- Task to carry out
Drop every picture, then transcribe the remaining data exactly.

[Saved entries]
+-------+
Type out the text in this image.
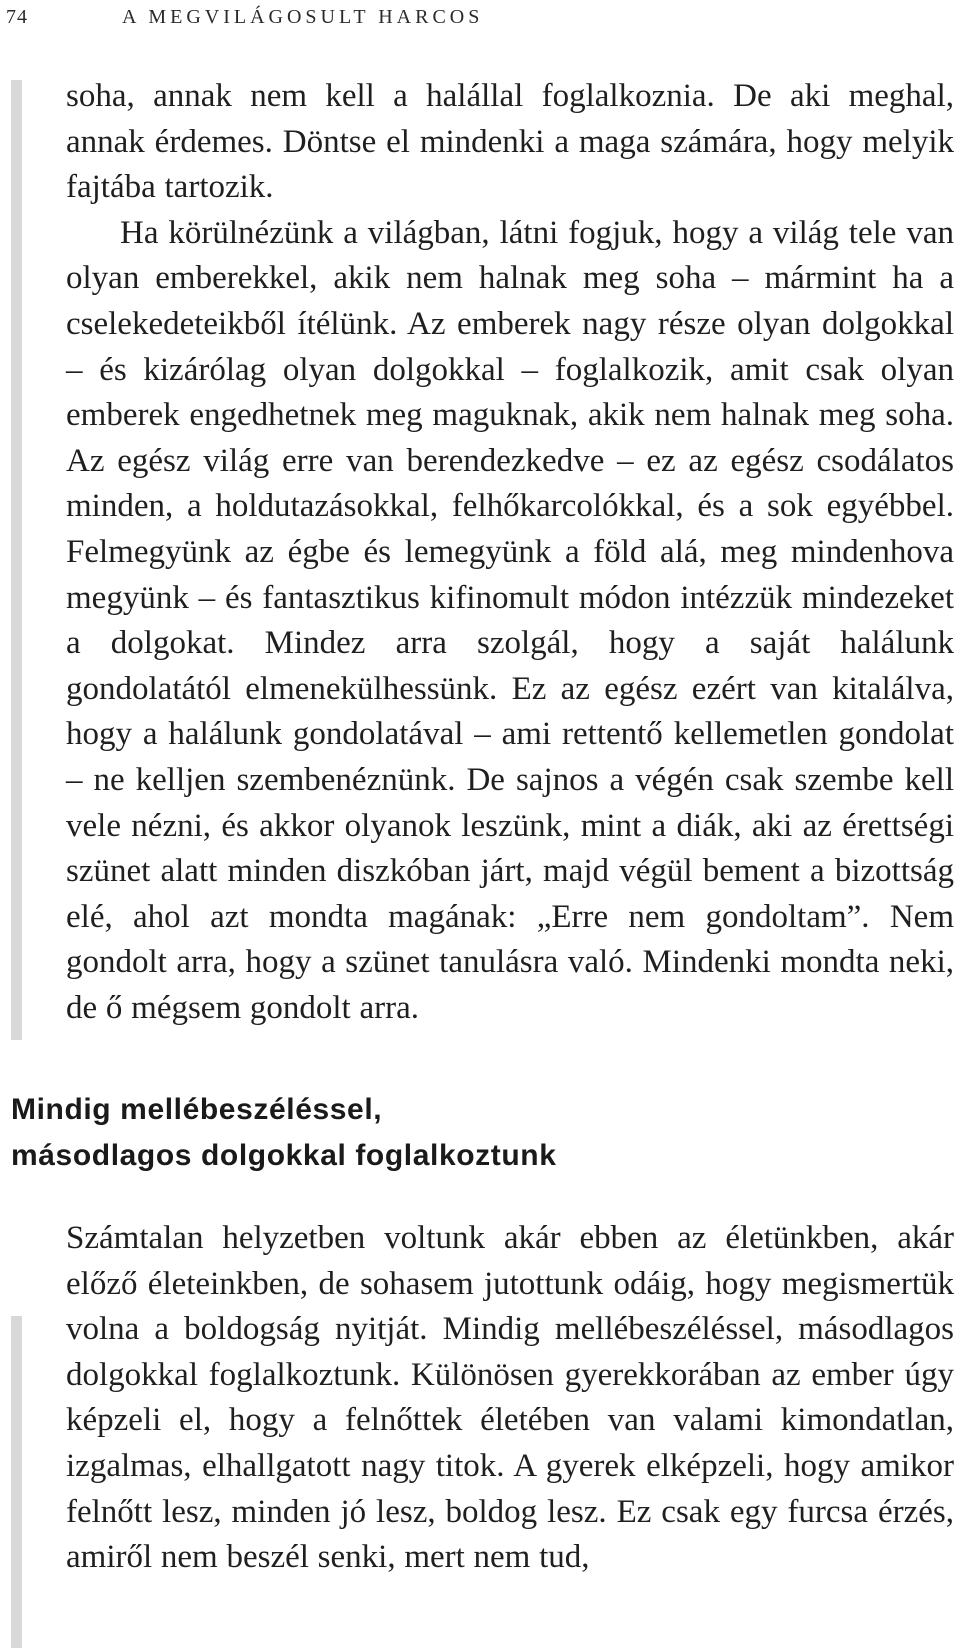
74	A MEGVILÁGOSULT HARCOS

soha, annak nem kell a halállal foglalkoznia. De aki meghal, annak érdemes. Döntse el mindenki a maga számára, hogy melyik fajtába tartozik.

Ha körülnézünk a világban, látni fogjuk, hogy a világ tele van olyan emberekkel, akik nem halnak meg soha – mármint ha a cselekedeteikből ítélünk. Az emberek nagy része olyan dolgokkal – és kizárólag olyan dolgokkal – foglalkozik, amit csak olyan emberek engedhetnek meg maguknak, akik nem halnak meg soha. Az egész világ erre van berendezkedve – ez az egész csodálatos minden, a holdutazásokkal, felhőkarcolókkal, és a sok egyébbel. Felmegyünk az égbe és lemegyünk a föld alá, meg mindenhova megyünk – és fantasztikus kifinomult módon intézzük mindezeket a dolgokat. Mindez arra szolgál, hogy a saját halálunk gondolatától elmenekülhessünk. Ez az egész ezért van kitalálva, hogy a halálunk gondolatával – ami rettentő kellemetlen gondolat – ne kelljen szembenéznünk. De sajnos a végén csak szembe kell vele nézni, és akkor olyanok leszünk, mint a diák, aki az érettségi szünet alatt minden diszkóban járt, majd végül bement a bizottság elé, ahol azt mondta magának: „Erre nem gondoltam”. Nem gondolt arra, hogy a szünet tanulásra való. Mindenki mondta neki, de ő mégsem gondolt arra.

Mindig mellébeszéléssel,
másodlagos dolgokkal foglalkoztunk

Számtalan helyzetben voltunk akár ebben az életünkben, akár előző életeinkben, de sohasem jutottunk odáig, hogy megismertük volna a boldogság nyitját. Mindig mellébeszéléssel, másodlagos dolgokkal foglalkoztunk. Különösen gyerekkorában az ember úgy képzeli el, hogy a felnőttek életében van valami kimondatlan, izgalmas, elhallgatott nagy titok. A gyerek elképzeli, hogy amikor felnőtt lesz, minden jó lesz, boldog lesz. Ez csak egy furcsa érzés, amiről nem beszél senki, mert nem tud,
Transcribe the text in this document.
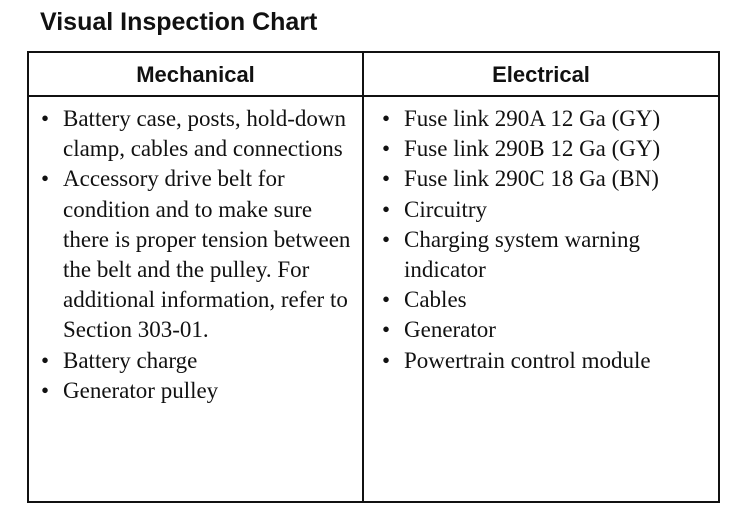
Visual Inspection Chart
Mechanical	Electrical
• Battery case, posts, hold-down clamp, cables and connections
• Accessory drive belt for condition and to make sure there is proper tension between the belt and the pulley. For additional information, refer to Section 303-01.
• Battery charge
• Generator pulley
• Fuse link 290A 12 Ga (GY)
• Fuse link 290B 12 Ga (GY)
• Fuse link 290C 18 Ga (BN)
• Circuitry
• Charging system warning indicator
• Cables
• Generator
• Powertrain control module
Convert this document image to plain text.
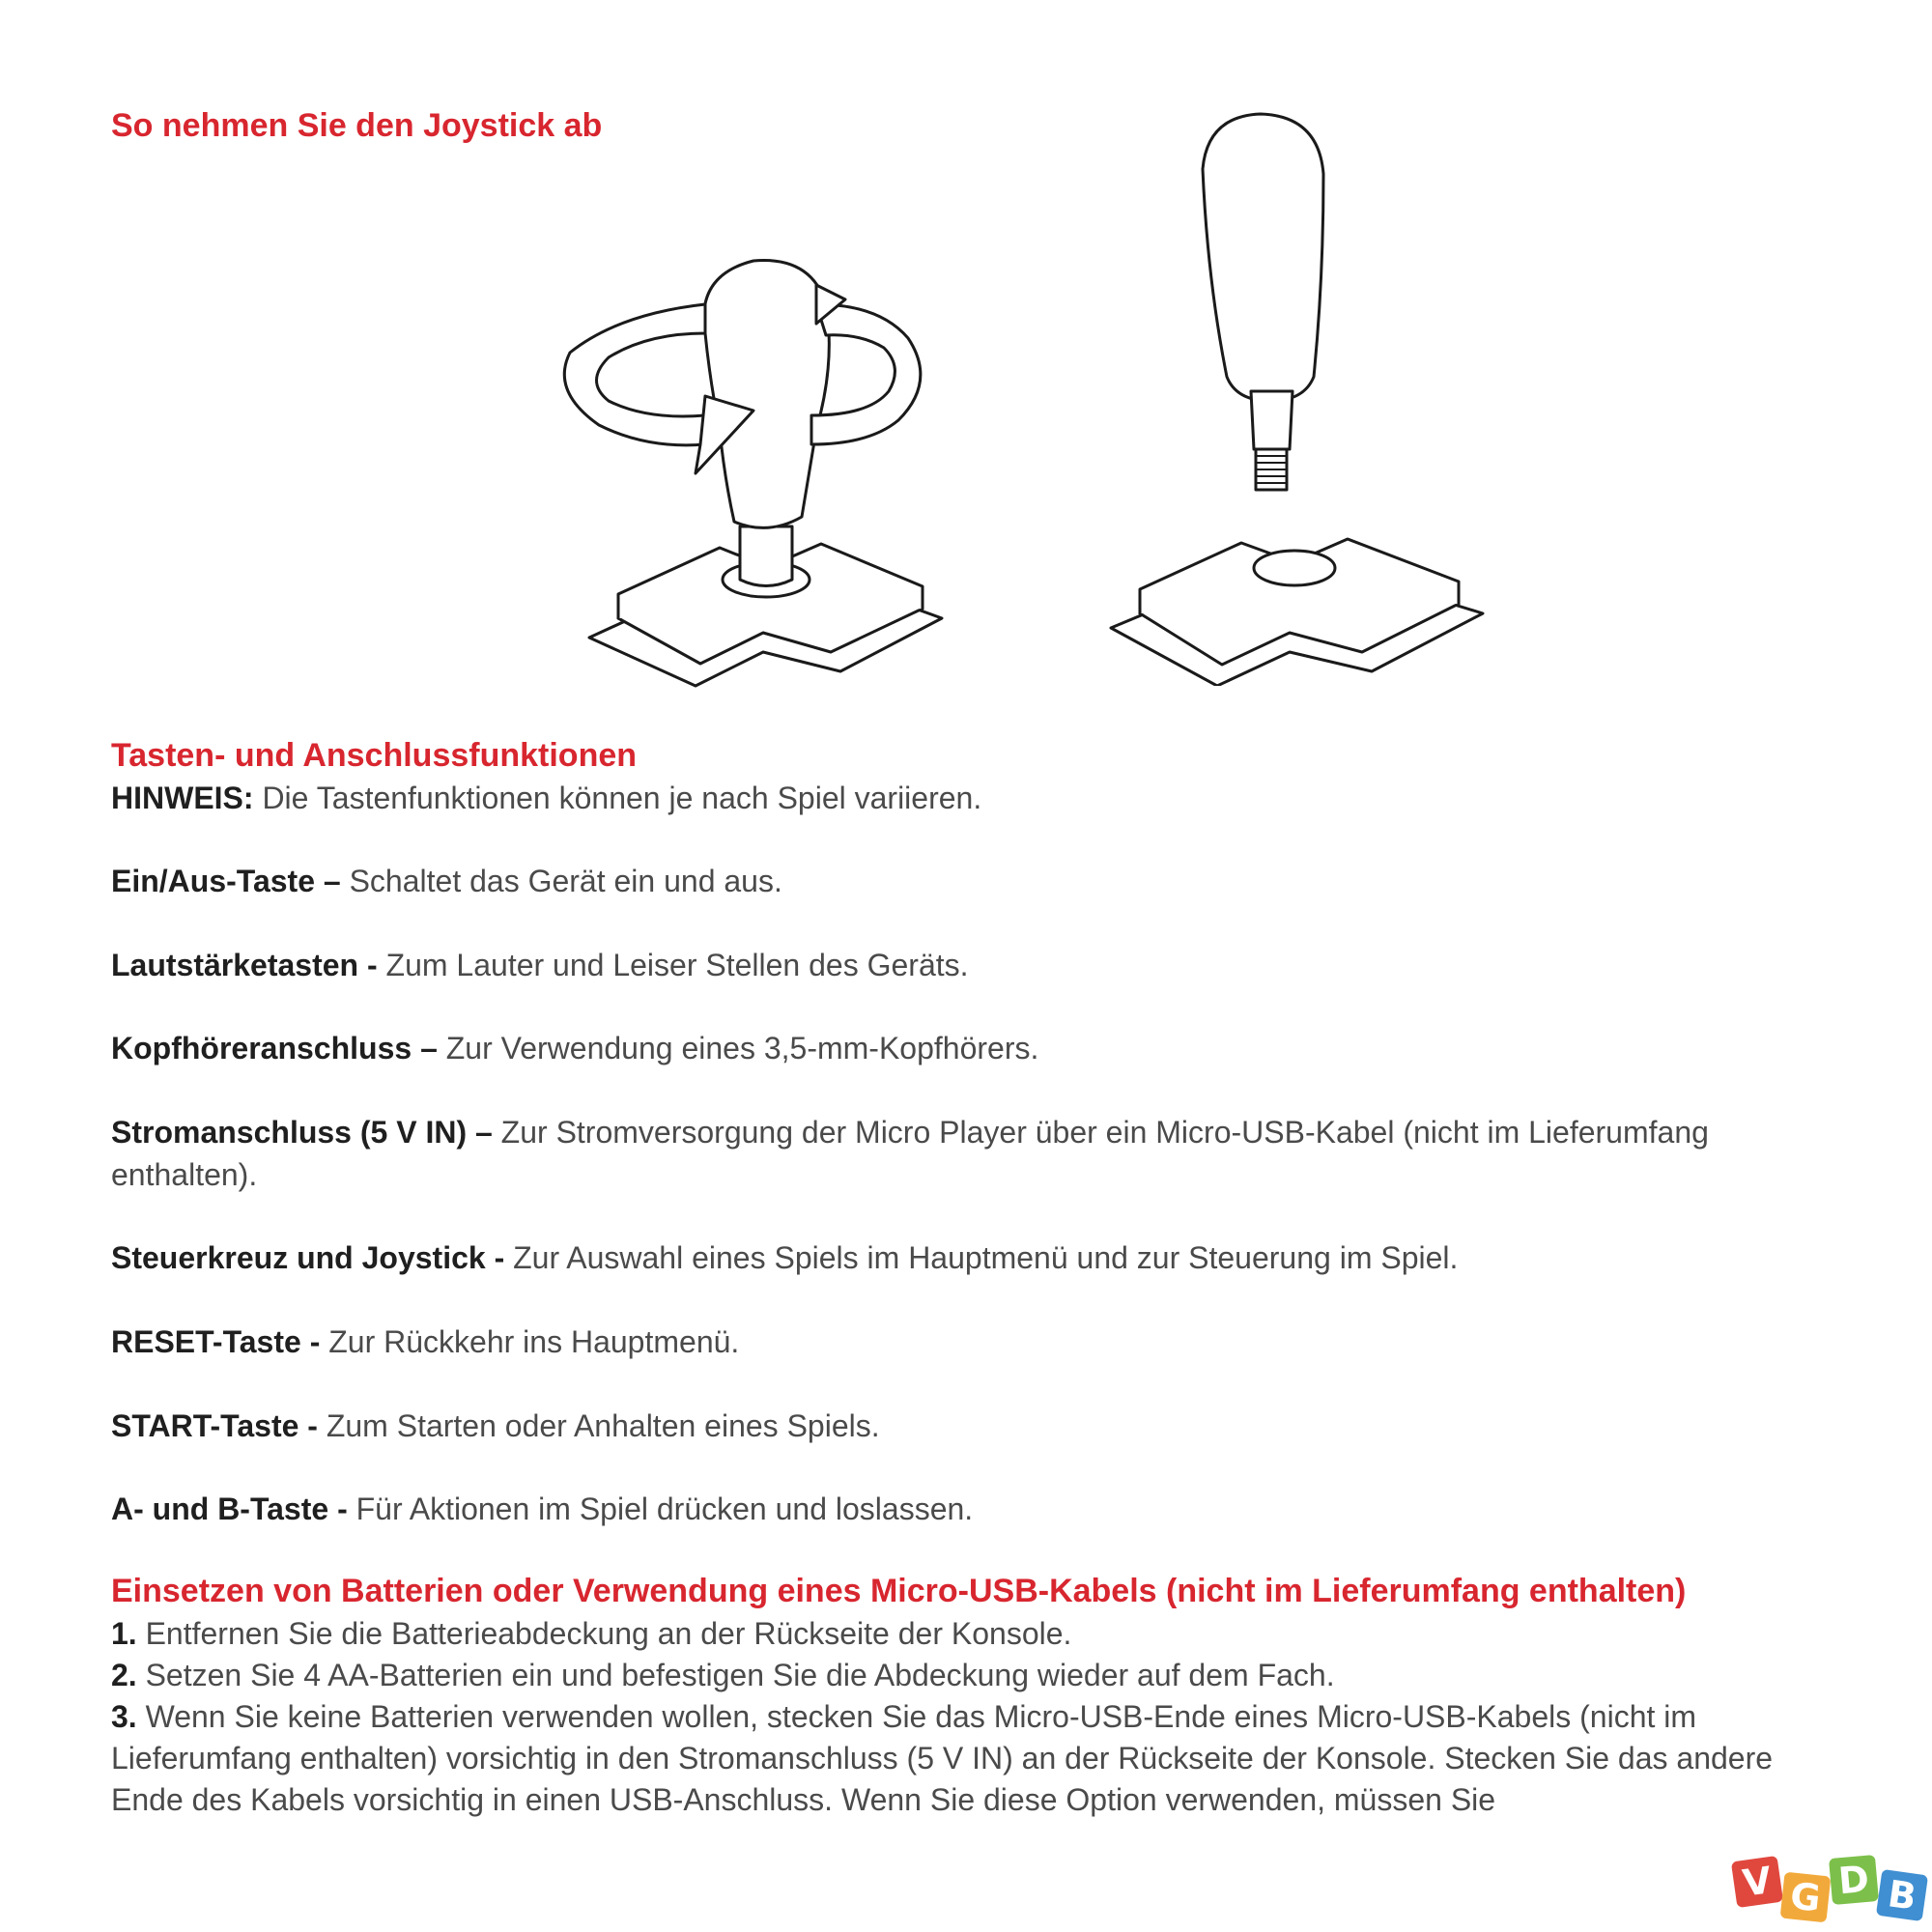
So nehmen Sie den Joystick ab
Tasten- und Anschlussfunktionen

HINWEIS: Die Tastenfunktionen können je nach Spiel variieren.

Ein/Aus-Taste – Schaltet das Gerät ein und aus.

Lautstärketasten - Zum Lauter und Leiser Stellen des Geräts.

Kopfhöreranschluss – Zur Verwendung eines 3,5-mm-Kopfhörers.

Stromanschluss (5 V IN) – Zur Stromversorgung der Micro Player über ein Micro-USB-Kabel (nicht im Lieferumfang enthalten).

Steuerkreuz und Joystick - Zur Auswahl eines Spiels im Hauptmenü und zur Steuerung im Spiel.

RESET-Taste - Zur Rückkehr ins Hauptmenü.

START-Taste - Zum Starten oder Anhalten eines Spiels.

A- und B-Taste - Für Aktionen im Spiel drücken und loslassen.

Einsetzen von Batterien oder Verwendung eines Micro-USB-Kabels (nicht im Lieferumfang enthalten)
1. Entfernen Sie die Batterieabdeckung an der Rückseite der Konsole.
2. Setzen Sie 4 AA-Batterien ein und befestigen Sie die Abdeckung wieder auf dem Fach.
3. Wenn Sie keine Batterien verwenden wollen, stecken Sie das Micro-USB-Ende eines Micro-USB-Kabels (nicht im Lieferumfang enthalten) vorsichtig in den Stromanschluss (5 V IN) an der Rückseite der Konsole. Stecken Sie das andere Ende des Kabels vorsichtig in einen USB-Anschluss. Wenn Sie diese Option verwenden, müssen Sie
V G D B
+-------+
- Task output
Type out the text in this image.
74	A MEGVILÁGOSULT HARCOS

soha, annak nem kell a halállal foglalkoznia. De aki meghal, annak érdemes. Döntse el mindenki a maga számára, hogy melyik fajtába tartozik.

Ha körülnézünk a világban, látni fogjuk, hogy a világ tele van olyan emberekkel, akik nem halnak meg soha – mármint ha a cselekedeteikből ítélünk. Az emberek nagy része olyan dolgokkal – és kizárólag olyan dolgokkal – foglalkozik, amit csak olyan emberek engedhetnek meg maguknak, akik nem halnak meg soha. Az egész világ erre van berendezkedve – ez az egész csodálatos minden, a holdutazásokkal, felhőkarcolókkal, és a sok egyébbel. Felmegyünk az égbe és lemegyünk a föld alá, meg mindenhova megyünk – és fantasztikus kifinomult módon intézzük mindezeket a dolgokat. Mindez arra szolgál, hogy a saját halálunk gondolatától elmenekülhessünk. Ez az egész ezért van kitalálva, hogy a halálunk gondolatával – ami rettentő kellemetlen gondolat – ne kelljen szembenéznünk. De sajnos a végén csak szembe kell vele nézni, és akkor olyanok leszünk, mint a diák, aki az érettségi szünet alatt minden diszkóban járt, majd végül bement a bizottság elé, ahol azt mondta magának: „Erre nem gondoltam”. Nem gondolt arra, hogy a szünet tanulásra való. Mindenki mondta neki, de ő mégsem gondolt arra.

Mindig mellébeszéléssel,
másodlagos dolgokkal foglalkoztunk

Számtalan helyzetben voltunk akár ebben az életünkben, akár előző életeinkben, de sohasem jutottunk odáig, hogy megismertük volna a boldogság nyitját. Mindig mellébeszéléssel, másodlagos dolgokkal foglalkoztunk. Különösen gyerekkorában az ember úgy képzeli el, hogy a felnőttek életében van valami kimondatlan, izgalmas, elhallgatott nagy titok. A gyerek elképzeli, hogy amikor felnőtt lesz, minden jó lesz, boldog lesz. Ez csak egy furcsa érzés, amiről nem beszél senki, mert nem tud,
Transcribe the text in this document.
Visual Inspection Chart
Mechanical	Electrical
• Battery case, posts, hold-down clamp, cables and connections
• Accessory drive belt for condition and to make sure there is proper tension between the belt and the pulley. For additional information, refer to Section 303-01.
• Battery charge
• Generator pulley
• Fuse link 290A 12 Ga (GY)
• Fuse link 290B 12 Ga (GY)
• Fuse link 290C 18 Ga (BN)
• Circuitry
• Charging system warning indicator
• Cables
• Generator
• Powertrain control module
Convert this document image to plain text.
So nehmen Sie den Joystick ab
Tasten- und Anschlussfunktionen

HINWEIS: Die Tastenfunktionen können je nach Spiel variieren.

Ein/Aus-Taste – Schaltet das Gerät ein und aus.

Lautstärketasten - Zum Lauter und Leiser Stellen des Geräts.

Kopfhöreranschluss – Zur Verwendung eines 3,5-mm-Kopfhörers.

Stromanschluss (5 V IN) – Zur Stromversorgung der Micro Player über ein Micro-USB-Kabel (nicht im Lieferumfang enthalten).

Steuerkreuz und Joystick - Zur Auswahl eines Spiels im Hauptmenü und zur Steuerung im Spiel.

RESET-Taste - Zur Rückkehr ins Hauptmenü.

START-Taste - Zum Starten oder Anhalten eines Spiels.

A- und B-Taste - Für Aktionen im Spiel drücken und loslassen.

Einsetzen von Batterien oder Verwendung eines Micro-USB-Kabels (nicht im Lieferumfang enthalten)
1. Entfernen Sie die Batterieabdeckung an der Rückseite der Konsole.
2. Setzen Sie 4 AA-Batterien ein und befestigen Sie die Abdeckung wieder auf dem Fach.
3. Wenn Sie keine Batterien verwenden wollen, stecken Sie das Micro-USB-Ende eines Micro-USB-Kabels (nicht im Lieferumfang enthalten) vorsichtig in den Stromanschluss (5 V IN) an der Rückseite der Konsole. Stecken Sie das andere Ende des Kabels vorsichtig in einen USB-Anschluss. Wenn Sie diese Option verwenden, müssen Sie
V G D B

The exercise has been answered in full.